**Work to be completed**. Print the listing below in its entirety, character for character.

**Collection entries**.
== == ==

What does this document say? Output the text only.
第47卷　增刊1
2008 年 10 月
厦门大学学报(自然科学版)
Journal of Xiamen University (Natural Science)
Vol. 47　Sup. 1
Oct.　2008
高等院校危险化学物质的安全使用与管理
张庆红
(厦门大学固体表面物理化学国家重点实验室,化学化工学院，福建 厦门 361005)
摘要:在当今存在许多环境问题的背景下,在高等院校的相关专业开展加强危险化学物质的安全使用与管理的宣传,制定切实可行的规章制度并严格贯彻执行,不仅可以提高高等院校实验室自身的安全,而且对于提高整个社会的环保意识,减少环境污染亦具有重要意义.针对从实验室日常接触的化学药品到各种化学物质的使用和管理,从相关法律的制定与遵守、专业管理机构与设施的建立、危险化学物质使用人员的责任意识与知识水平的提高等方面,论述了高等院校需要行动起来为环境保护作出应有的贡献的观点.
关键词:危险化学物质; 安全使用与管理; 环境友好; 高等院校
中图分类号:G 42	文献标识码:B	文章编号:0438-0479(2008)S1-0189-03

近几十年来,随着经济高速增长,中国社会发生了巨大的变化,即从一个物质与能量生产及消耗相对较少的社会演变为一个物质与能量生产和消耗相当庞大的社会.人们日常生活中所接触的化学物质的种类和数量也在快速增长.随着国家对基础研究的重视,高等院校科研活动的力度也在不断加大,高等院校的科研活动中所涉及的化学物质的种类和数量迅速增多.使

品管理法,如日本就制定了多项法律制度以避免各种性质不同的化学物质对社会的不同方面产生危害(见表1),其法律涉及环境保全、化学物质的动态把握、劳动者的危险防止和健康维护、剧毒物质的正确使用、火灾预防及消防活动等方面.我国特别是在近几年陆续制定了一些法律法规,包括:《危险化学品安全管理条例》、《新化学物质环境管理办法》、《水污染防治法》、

== == ==

**Solution for this task**.
What does this document say? Output the text only.
第47卷　增刊1
2008 年 10 月
厦门大学学报(自然科学版)
Journal of Xiamen University (Natural Science)
Vol. 47　Sup. 1
Oct.　2008
高等院校危险化学物质的安全使用与管理
张庆红
(厦门大学固体表面物理化学国家重点实验室,化学化工学院，福建 厦门 361005)
摘要:在当今存在许多环境问题的背景下,在高等院校的相关专业开展加强危险化学物质的安全使用与管理的宣传,制定切实可行的规章制度并严格贯彻执行,不仅可以提高高等院校实验室自身的安全,而且对于提高整个社会的环保意识,减少环境污染亦具有重要意义.针对从实验室日常接触的化学药品到各种化学物质的使用和管理,从相关法律的制定与遵守、专业管理机构与设施的建立、危险化学物质使用人员的责任意识与知识水平的提高等方面,论述了高等院校需要行动起来为环境保护作出应有的贡献的观点.
关键词:危险化学物质; 安全使用与管理; 环境友好; 高等院校
中图分类号:G 42	文献标识码:B	文章编号:0438-0479(2008)S1-0189-03

近几十年来,随着经济高速增长,中国社会发生了巨大的变化,即从一个物质与能量生产及消耗相对较少的社会演变为一个物质与能量生产和消耗相当庞大的社会.人们日常生活中所接触的化学物质的种类和数量也在快速增长.随着国家对基础研究的重视,高等院校科研活动的力度也在不断加大,高等院校的科研活动中所涉及的化学物质的种类和数量迅速增多.使

品管理法,如日本就制定了多项法律制度以避免各种性质不同的化学物质对社会的不同方面产生危害(见表1),其法律涉及环境保全、化学物质的动态把握、劳动者的危险防止和健康维护、剧毒物质的正确使用、火灾预防及消防活动等方面.我国特别是在近几年陆续制定了一些法律法规,包括:《危险化学品安全管理条例》、《新化学物质环境管理办法》、《水污染防治法》、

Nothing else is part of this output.